* 引用文 *

------

株式上場による経営者のメリットが気になる場合
私の過去のつたない略歴(経歴)の中で、お勤めした会社4社のうち、3社(福岡1社、東京2社)が上場会社でした。
その3社(親会社含め)とも、今ではすべて東証一部の上場会社です。
そのおこぼれのせいか、よく「上場」とはどういうことですか?と聞かれます。
私は「事業承継」や「IPO」を専門分野とするコンサルタントではありませんので、専門外はごくごく簡単に。
まず「事業承継」とは、簡単に言えば、会社の経営を後継者に引き継ぐことです。
中堅、中小企業にとって、「誰を」後継者にして事業を引き継いでいくかは、経営者にとって重要な経営課題です。
なぜならば、もともとオーナー社長(特に創業者)の経営手腕でその会社の強みが発揮され、会社の存立基盤そのものになっているからです。
「事業承継」は、単に次の社長(経営者)を誰にするかという「経営承継」ということにとどまらず、会社の経営権そのもの=自社株を誰に引き継ぐか「所有承継」、そして後継者をどう教育するか「後継者教育」という問題もクリアしなければなりません。
その「事業承継」には、大まかに3つの方法があります。
1.親族に承継する
2.親族以外の従業員などに承継する
3.M&Aで承継する
です。

------

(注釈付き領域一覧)
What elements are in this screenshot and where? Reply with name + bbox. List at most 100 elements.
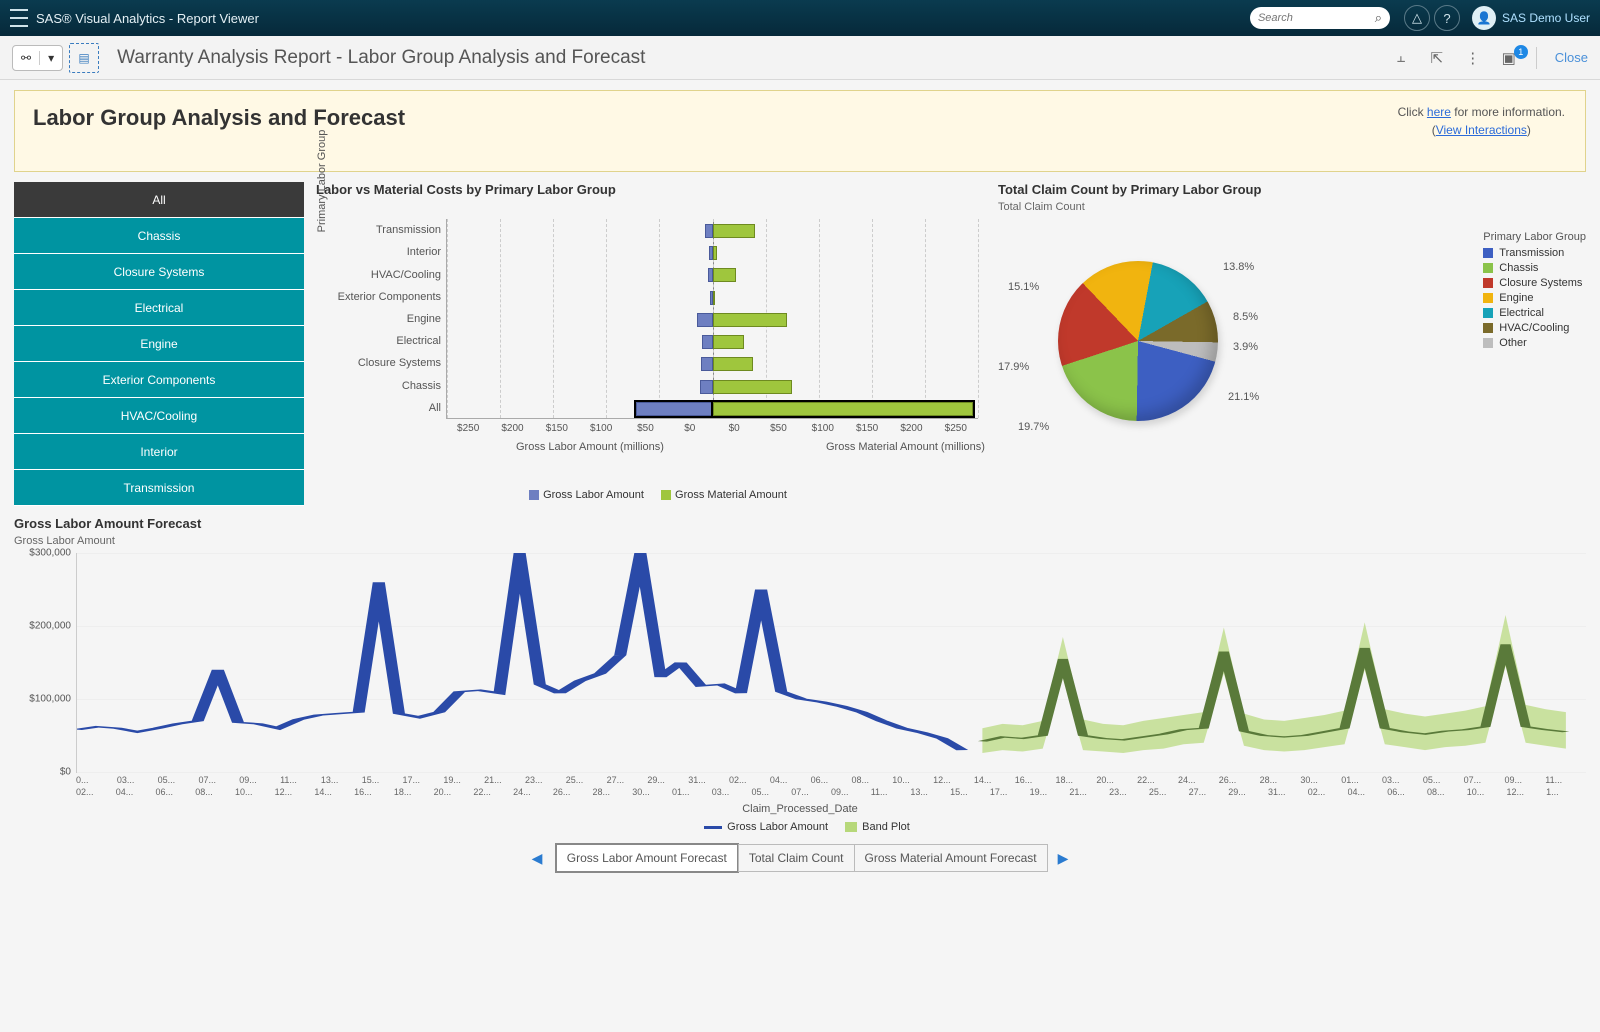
pie-slice-label: 3.9%	[1233, 341, 1258, 353]
labor-group-item[interactable]: Interior	[14, 434, 304, 470]
notification-badge: 1	[1514, 45, 1528, 59]
bar-material[interactable]	[713, 224, 755, 238]
labor-group-item[interactable]: Transmission	[14, 470, 304, 506]
pie-legend-item: Other	[1483, 337, 1586, 349]
chevron-down-icon[interactable]: ▾	[39, 51, 62, 65]
forecast-legend: Gross Labor Amount Band Plot	[14, 821, 1586, 833]
global-search[interactable]: ⌕	[1250, 7, 1390, 29]
bar-category-label: All	[317, 402, 441, 414]
forecast-ytick: $100,000	[15, 693, 71, 704]
labor-group-item[interactable]: Engine	[14, 326, 304, 362]
pie-legend-item: Electrical	[1483, 307, 1586, 319]
bar-xright-label: Gross Material Amount (millions)	[826, 441, 985, 453]
forecast-tab[interactable]: Gross Material Amount Forecast	[854, 844, 1048, 872]
bar-category-label: Transmission	[317, 224, 441, 236]
report-toolbar: ⚯ ▾ ▤ Warranty Analysis Report - Labor G…	[0, 36, 1600, 80]
bar-material[interactable]	[713, 335, 745, 349]
bar-material[interactable]	[713, 357, 753, 371]
bar-labor[interactable]	[697, 313, 713, 327]
pie-legend-item: Transmission	[1483, 247, 1586, 259]
bar-category-label: HVAC/Cooling	[317, 269, 441, 281]
bar-xleft-label: Gross Labor Amount (millions)	[516, 441, 664, 453]
bar-material[interactable]	[713, 380, 793, 394]
forecast-ytick: $200,000	[15, 620, 71, 631]
pie-legend: Primary Labor Group TransmissionChassisC…	[1483, 231, 1586, 352]
pie-slice-label: 19.7%	[1018, 421, 1049, 433]
bar-labor[interactable]	[701, 357, 713, 371]
pie-chart-panel: Total Claim Count by Primary Labor Group…	[998, 182, 1586, 506]
legend-swatch-band	[845, 822, 857, 832]
bar-category-label: Chassis	[317, 380, 441, 392]
pie-legend-item: Closure Systems	[1483, 277, 1586, 289]
filter-icon[interactable]: ⫠	[1388, 49, 1414, 66]
info-panel: Click here for more information. (View I…	[1398, 103, 1565, 139]
legend-swatch-material	[661, 490, 671, 500]
bar-category-label: Electrical	[317, 335, 441, 347]
pie-slice-label: 13.8%	[1223, 261, 1254, 273]
view-interactions-link[interactable]: View Interactions	[1436, 123, 1527, 137]
pager-next[interactable]: ▶	[1048, 850, 1079, 867]
pie-slice-label: 17.9%	[998, 361, 1029, 373]
forecast-subtitle: Gross Labor Amount	[14, 535, 1586, 547]
labor-group-item[interactable]: Electrical	[14, 290, 304, 326]
bar-chart[interactable]: Primary Labor Group TransmissionInterior…	[316, 201, 986, 501]
page-title: Labor Group Analysis and Forecast	[33, 105, 1567, 131]
forecast-title: Gross Labor Amount Forecast	[14, 516, 1586, 531]
bar-category-label: Exterior Components	[317, 291, 441, 303]
pie-legend-item: HVAC/Cooling	[1483, 322, 1586, 334]
more-icon[interactable]: ⋮	[1460, 49, 1486, 67]
forecast-xticks-row2: 02...04...06...08...10...12...14...16...…	[76, 787, 1586, 797]
bar-labor[interactable]	[702, 335, 713, 349]
list-view-icon[interactable]: ▤	[69, 43, 99, 73]
close-button[interactable]: Close	[1555, 50, 1588, 65]
bar-labor[interactable]	[700, 380, 713, 394]
labor-group-item[interactable]: All	[14, 182, 304, 218]
labor-group-item[interactable]: Exterior Components	[14, 362, 304, 398]
bar-category-label: Engine	[317, 313, 441, 325]
notifications-icon[interactable]: △	[1404, 5, 1430, 31]
bar-material[interactable]	[713, 402, 973, 416]
bar-category-label: Closure Systems	[317, 357, 441, 369]
forecast-tab[interactable]: Gross Labor Amount Forecast	[555, 843, 739, 873]
pager-prev[interactable]: ◀	[522, 850, 553, 867]
forecast-tab[interactable]: Total Claim Count	[738, 844, 855, 872]
avatar-icon: 👤	[1472, 6, 1496, 30]
app-title: SAS® Visual Analytics - Report Viewer	[36, 11, 259, 26]
help-icon[interactable]: ?	[1434, 5, 1460, 31]
bar-material[interactable]	[713, 246, 717, 260]
labor-group-item[interactable]: Chassis	[14, 218, 304, 254]
bar-labor[interactable]	[705, 224, 712, 238]
pie-legend-item: Chassis	[1483, 262, 1586, 274]
pie-chart-subtitle: Total Claim Count	[998, 201, 1586, 213]
search-input[interactable]	[1258, 12, 1375, 24]
search-icon[interactable]: ⌕	[1375, 10, 1382, 26]
forecast-ytick: $300,000	[15, 548, 71, 559]
forecast-xticks-row1: 0...03...05...07...09...11...13...15...1…	[76, 775, 1586, 785]
report-title: Warranty Analysis Report - Labor Group A…	[117, 47, 645, 69]
menu-icon[interactable]	[10, 9, 28, 27]
bar-material[interactable]	[713, 291, 715, 305]
report-header: Labor Group Analysis and Forecast Click …	[14, 90, 1586, 172]
bar-material[interactable]	[713, 268, 736, 282]
pie-chart[interactable]: Primary Labor Group TransmissionChassisC…	[998, 221, 1586, 481]
forecast-panel: Gross Labor Amount Forecast Gross Labor …	[14, 516, 1586, 833]
user-menu[interactable]: 👤 SAS Demo User	[1472, 6, 1590, 30]
bar-material[interactable]	[713, 313, 787, 327]
legend-swatch-labor	[529, 490, 539, 500]
link-icon[interactable]: ⚯	[13, 51, 39, 65]
expand-icon[interactable]: ⇱	[1424, 49, 1450, 67]
report-options-icon[interactable]: ▣ 1	[1496, 49, 1522, 67]
labor-group-item[interactable]: HVAC/Cooling	[14, 398, 304, 434]
legend-swatch-actual	[704, 826, 722, 829]
share-split-button[interactable]: ⚯ ▾	[12, 45, 63, 71]
forecast-chart[interactable]: $300,000$200,000$100,000$0	[76, 553, 1586, 773]
bar-labor[interactable]	[636, 402, 712, 416]
user-name: SAS Demo User	[1502, 11, 1590, 25]
pie-slice-label: 8.5%	[1233, 311, 1258, 323]
info-here-link[interactable]: here	[1427, 105, 1451, 119]
pie-chart-title: Total Claim Count by Primary Labor Group	[998, 182, 1586, 197]
bar-chart-title: Labor vs Material Costs by Primary Labor…	[316, 182, 986, 197]
labor-group-item[interactable]: Closure Systems	[14, 254, 304, 290]
bar-chart-panel: Labor vs Material Costs by Primary Labor…	[316, 182, 986, 506]
forecast-tab-pager: ◀ Gross Labor Amount ForecastTotal Claim…	[14, 843, 1586, 873]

------

* 取り組む問題 *
A. 事業承継についての文章を読み、次の問いに答えてください。
(i) 筆者が勤めた会社4社のうち、上場会社だったのは何社ですか。
(ii) 「経営承継」のほかに、事業承継でクリアしなければならないとされている二つの問題は何ですか。
(iii) 事業承継の3つの方法のうち、3番目に挙げられているものは何ですか。
B. 事業承継についての文章を、最後の文の後から書き進めてください。
資料はこの作業には関わりません。

* 想定される解答 *
A.
(i) 3社(福岡1社、東京2社)
(ii) 「所有承継」と「後継者教育」
(iii) M&Aで承継する

B.
次に「IPO」とは、新規公開株とか新規上場株式ということで、Inital Public Offeringの頭文字を取った略語で、株を投資家に売り出して、証券取引所に上場申請承認され、誰でも株取引ができるようにすることです。
「株式公開」は、事業承継の概ね2.にあたり、中堅、中小規模の企業が選択を模索するケースが多いです。
先に述べたように、よく上場とはどういうことですか?と聞かれます。
経営者とて質問をすることは何の問題もありません。
しかし、従業員ならまだしも、上場しようとする(上場準備に入った)会社の経営者の方が、あまりにも上場するという本質を理解しておられない方が少なからずいます。
上場による「経営者のメリット」に関しては雄弁ですが。
① 借入金などに対する経営者の債務保証の免除
② 借入金などに対する担保権の免除
③ 創業者利潤の獲得
④ 相続対策 など
「株式上場とは」については、次回以降もう少しだけ述べたいと思いますが、私はこれまで携わってきたフードビジネスの分野から株式上場する会社が増えることは大いに賛成で嬉しく思います。
また地元九州福岡を元気にするためにも、大いに果敢にチャレンジして欲しいと願っています。
しかしながら、事業承継のためではなくとも、外向きには耳障りの良いことを言っても内心、「経営者のメリット」だけを求めるならば、しないほうが良いと思います。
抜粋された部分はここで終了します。